## Request
Report how many lines below contain the word "JSON". Give only the number.

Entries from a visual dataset
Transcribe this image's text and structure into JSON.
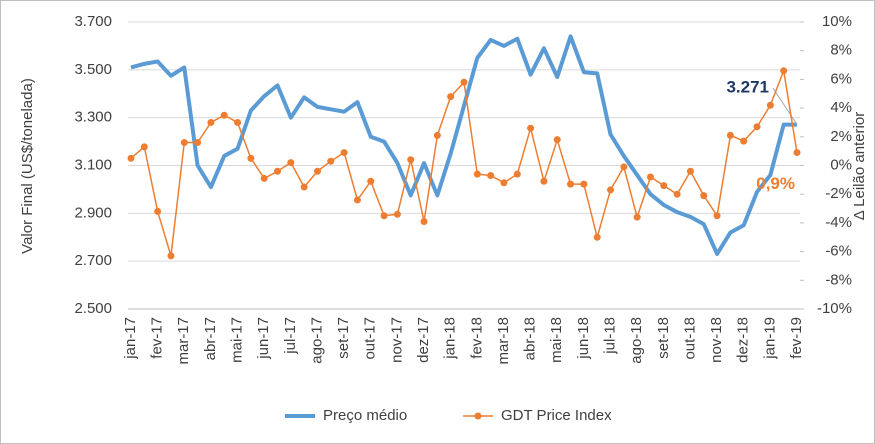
{
  "chart_data": {
    "type": "line",
    "y_axis_label": "Valor Final (US$/tonelada)",
    "y2_axis_label": "Δ Leilão anterior",
    "categories": [
      "jan-17",
      null,
      "fev-17",
      null,
      "mar-17",
      null,
      "abr-17",
      null,
      "mai-17",
      null,
      "jun-17",
      null,
      "jul-17",
      null,
      "ago-17",
      null,
      "set-17",
      null,
      "out-17",
      null,
      "nov-17",
      null,
      "dez-17",
      null,
      "jan-18",
      null,
      "fev-18",
      null,
      "mar-18",
      null,
      "abr-18",
      null,
      "mai-18",
      null,
      "jun-18",
      null,
      "jul-18",
      null,
      "ago-18",
      null,
      "set-18",
      null,
      "out-18",
      null,
      "nov-18",
      null,
      "dez-18",
      null,
      "jan-19",
      null,
      "fev-19"
    ],
    "series": [
      {
        "name": "Preço médio",
        "color": "#5b9bd5",
        "values": [
          3510,
          3525,
          3535,
          3475,
          3510,
          3100,
          3010,
          3140,
          3170,
          3330,
          3390,
          3435,
          3300,
          3385,
          3345,
          3335,
          3325,
          3365,
          3220,
          3200,
          3110,
          2975,
          3110,
          2975,
          3150,
          3350,
          3550,
          3625,
          3600,
          3630,
          3480,
          3590,
          3470,
          3640,
          3490,
          3485,
          3230,
          3140,
          3060,
          2980,
          2935,
          2905,
          2885,
          2855,
          2730,
          2820,
          2850,
          2990,
          3060,
          3271,
          3271
        ],
        "value_labels": [
          null,
          null,
          null,
          null,
          null,
          null,
          null,
          null,
          null,
          null,
          null,
          null,
          null,
          null,
          null,
          null,
          null,
          null,
          null,
          null,
          null,
          null,
          null,
          null,
          null,
          null,
          null,
          null,
          null,
          null,
          null,
          null,
          null,
          null,
          null,
          null,
          null,
          null,
          null,
          null,
          null,
          null,
          null,
          null,
          null,
          null,
          null,
          null,
          null,
          null,
          "3.271"
        ]
      },
      {
        "name": "GDT Price Index",
        "color": "#ed7d31",
        "axis": "y2",
        "values": [
          0.5,
          1.3,
          -3.2,
          -6.3,
          1.6,
          1.6,
          3.0,
          3.5,
          3.0,
          0.5,
          -0.9,
          -0.4,
          0.2,
          -1.5,
          -0.4,
          0.3,
          0.9,
          -2.4,
          -1.1,
          -3.5,
          -3.4,
          0.4,
          -3.9,
          2.1,
          4.8,
          5.8,
          -0.6,
          -0.7,
          -1.2,
          -0.6,
          2.6,
          -1.1,
          1.8,
          -1.3,
          -1.3,
          -5.0,
          -1.7,
          -0.1,
          -3.6,
          -0.8,
          -1.4,
          -2.0,
          -0.4,
          -2.1,
          -3.5,
          2.1,
          1.7,
          2.7,
          4.2,
          6.6,
          0.9
        ],
        "value_labels": [
          null,
          null,
          null,
          null,
          null,
          null,
          null,
          null,
          null,
          null,
          null,
          null,
          null,
          null,
          null,
          null,
          null,
          null,
          null,
          null,
          null,
          null,
          null,
          null,
          null,
          null,
          null,
          null,
          null,
          null,
          null,
          null,
          null,
          null,
          null,
          null,
          null,
          null,
          null,
          null,
          null,
          null,
          null,
          null,
          null,
          null,
          null,
          null,
          null,
          null,
          "0,9%"
        ]
      }
    ],
    "ylim": [
      2500,
      3700
    ],
    "yticks": [
      {
        "value": 2500,
        "label": "2.500"
      },
      {
        "value": 2700,
        "label": "2.700"
      },
      {
        "value": 2900,
        "label": "2.900"
      },
      {
        "value": 3100,
        "label": "3.100"
      },
      {
        "value": 3300,
        "label": "3.300"
      },
      {
        "value": 3500,
        "label": "3.500"
      },
      {
        "value": 3700,
        "label": "3.700"
      }
    ],
    "y2lim": [
      -10,
      10
    ],
    "y2ticks": [
      {
        "value": -10,
        "label": "-10%"
      },
      {
        "value": -8,
        "label": "-8%"
      },
      {
        "value": -6,
        "label": "-6%"
      },
      {
        "value": -4,
        "label": "-4%"
      },
      {
        "value": -2,
        "label": "-2%"
      },
      {
        "value": 0,
        "label": "0%"
      },
      {
        "value": 2,
        "label": "2%"
      },
      {
        "value": 4,
        "label": "4%"
      },
      {
        "value": 6,
        "label": "6%"
      },
      {
        "value": 8,
        "label": "8%"
      },
      {
        "value": 10,
        "label": "10%"
      }
    ],
    "grid": true,
    "legend": "bottom"
  }
}
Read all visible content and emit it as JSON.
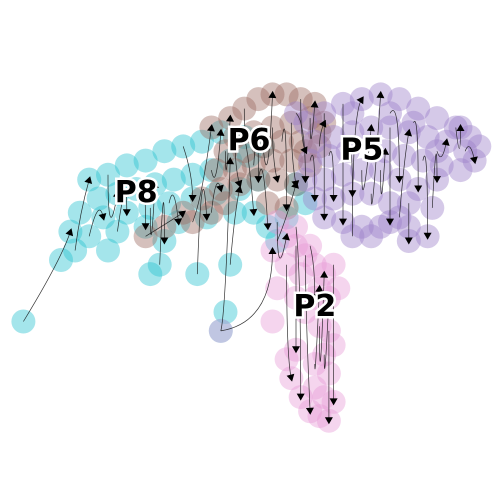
{
  "chart_data": {
    "type": "scatter",
    "title": "",
    "xlabel": "",
    "ylabel": "",
    "xlim": [
      0,
      100
    ],
    "ylim": [
      0,
      100
    ],
    "grid": false,
    "legend": "none",
    "overlay": "velocity-streamlines",
    "series": [
      {
        "name": "P8",
        "color": "#27c2cf",
        "label_pos": [
          26,
          62
        ],
        "points": [
          [
            16,
            65
          ],
          [
            20,
            66
          ],
          [
            24,
            68
          ],
          [
            28,
            69
          ],
          [
            32,
            71
          ],
          [
            36,
            72
          ],
          [
            40,
            73
          ],
          [
            44,
            75
          ],
          [
            18,
            61
          ],
          [
            22,
            62
          ],
          [
            26,
            63
          ],
          [
            30,
            64
          ],
          [
            34,
            65
          ],
          [
            38,
            66
          ],
          [
            42,
            67
          ],
          [
            46,
            69
          ],
          [
            50,
            70
          ],
          [
            53,
            72
          ],
          [
            14,
            58
          ],
          [
            19,
            57
          ],
          [
            24,
            58
          ],
          [
            29,
            59
          ],
          [
            33,
            60
          ],
          [
            38,
            61
          ],
          [
            43,
            62
          ],
          [
            48,
            63
          ],
          [
            52,
            65
          ],
          [
            12,
            54
          ],
          [
            16,
            53
          ],
          [
            22,
            54
          ],
          [
            28,
            55
          ],
          [
            35,
            56
          ],
          [
            41,
            57
          ],
          [
            47,
            58
          ],
          [
            51,
            58
          ],
          [
            13,
            50
          ],
          [
            20,
            50
          ],
          [
            32,
            52
          ],
          [
            10,
            48
          ],
          [
            29,
            45
          ],
          [
            31,
            47
          ],
          [
            39,
            45
          ],
          [
            46,
            47
          ],
          [
            2,
            35
          ],
          [
            45,
            37
          ],
          [
            44,
            33
          ],
          [
            54,
            55
          ],
          [
            58,
            57
          ],
          [
            56,
            52
          ],
          [
            62,
            60
          ],
          [
            60,
            64
          ],
          [
            49,
            74
          ]
        ]
      },
      {
        "name": "P6",
        "color": "#9a6a5f",
        "label_pos": [
          50,
          73
        ],
        "points": [
          [
            42,
            76
          ],
          [
            46,
            78
          ],
          [
            49,
            80
          ],
          [
            52,
            82
          ],
          [
            55,
            83
          ],
          [
            58,
            83
          ],
          [
            61,
            82
          ],
          [
            64,
            81
          ],
          [
            47,
            74
          ],
          [
            51,
            75
          ],
          [
            55,
            76
          ],
          [
            59,
            77
          ],
          [
            63,
            78
          ],
          [
            66,
            77
          ],
          [
            45,
            71
          ],
          [
            49,
            71
          ],
          [
            53,
            72
          ],
          [
            57,
            73
          ],
          [
            61,
            73
          ],
          [
            65,
            72
          ],
          [
            43,
            67
          ],
          [
            47,
            67
          ],
          [
            51,
            68
          ],
          [
            55,
            69
          ],
          [
            59,
            69
          ],
          [
            63,
            68
          ],
          [
            44,
            63
          ],
          [
            48,
            64
          ],
          [
            52,
            65
          ],
          [
            56,
            65
          ],
          [
            60,
            64
          ],
          [
            40,
            61
          ],
          [
            36,
            58
          ],
          [
            32,
            55
          ],
          [
            28,
            53
          ],
          [
            38,
            56
          ],
          [
            42,
            58
          ],
          [
            54,
            60
          ],
          [
            58,
            59
          ],
          [
            45,
            60
          ],
          [
            65,
            75
          ],
          [
            62,
            71
          ]
        ]
      },
      {
        "name": "P5",
        "color": "#9b7fc9",
        "label_pos": [
          74,
          71
        ],
        "points": [
          [
            62,
            77
          ],
          [
            66,
            79
          ],
          [
            70,
            81
          ],
          [
            74,
            82
          ],
          [
            78,
            83
          ],
          [
            82,
            82
          ],
          [
            86,
            80
          ],
          [
            90,
            78
          ],
          [
            94,
            76
          ],
          [
            97,
            74
          ],
          [
            64,
            73
          ],
          [
            68,
            74
          ],
          [
            72,
            75
          ],
          [
            76,
            76
          ],
          [
            80,
            76
          ],
          [
            84,
            75
          ],
          [
            88,
            74
          ],
          [
            92,
            73
          ],
          [
            96,
            71
          ],
          [
            99,
            72
          ],
          [
            63,
            69
          ],
          [
            67,
            70
          ],
          [
            71,
            71
          ],
          [
            79,
            71
          ],
          [
            83,
            70
          ],
          [
            87,
            69
          ],
          [
            91,
            68
          ],
          [
            95,
            67
          ],
          [
            98,
            69
          ],
          [
            62,
            65
          ],
          [
            66,
            65
          ],
          [
            70,
            66
          ],
          [
            74,
            67
          ],
          [
            78,
            67
          ],
          [
            82,
            65
          ],
          [
            86,
            63
          ],
          [
            90,
            65
          ],
          [
            64,
            61
          ],
          [
            68,
            61
          ],
          [
            72,
            62
          ],
          [
            76,
            62
          ],
          [
            80,
            60
          ],
          [
            84,
            60
          ],
          [
            66,
            57
          ],
          [
            70,
            56
          ],
          [
            74,
            55
          ],
          [
            78,
            55
          ],
          [
            82,
            57
          ],
          [
            72,
            53
          ],
          [
            76,
            53
          ],
          [
            80,
            56
          ],
          [
            84,
            55
          ],
          [
            89,
            59
          ],
          [
            88,
            53
          ],
          [
            84,
            52
          ],
          [
            90,
            71
          ],
          [
            72,
            79
          ],
          [
            80,
            79
          ],
          [
            85,
            77
          ],
          [
            60,
            79
          ],
          [
            95,
            76
          ]
        ]
      },
      {
        "name": "P2",
        "color": "#e79bd6",
        "label_pos": [
          64,
          38
        ],
        "points": [
          [
            56,
            56
          ],
          [
            58,
            53
          ],
          [
            60,
            51
          ],
          [
            62,
            49
          ],
          [
            64,
            47
          ],
          [
            66,
            45
          ],
          [
            68,
            47
          ],
          [
            58,
            47
          ],
          [
            61,
            45
          ],
          [
            65,
            42
          ],
          [
            56,
            42
          ],
          [
            60,
            40
          ],
          [
            64,
            40
          ],
          [
            67,
            40
          ],
          [
            69,
            42
          ],
          [
            62,
            37
          ],
          [
            65,
            34
          ],
          [
            67,
            33
          ],
          [
            68,
            30
          ],
          [
            66,
            28
          ],
          [
            64,
            26
          ],
          [
            67,
            24
          ],
          [
            64,
            21
          ],
          [
            66,
            19
          ],
          [
            61,
            19
          ],
          [
            63,
            16
          ],
          [
            65,
            15
          ],
          [
            67,
            14
          ],
          [
            68,
            18
          ],
          [
            59,
            23
          ],
          [
            58,
            27
          ],
          [
            60,
            29
          ],
          [
            55,
            35
          ],
          [
            44,
            33
          ],
          [
            60,
            55
          ],
          [
            63,
            51
          ],
          [
            55,
            50
          ]
        ]
      }
    ]
  }
}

## Solution below
2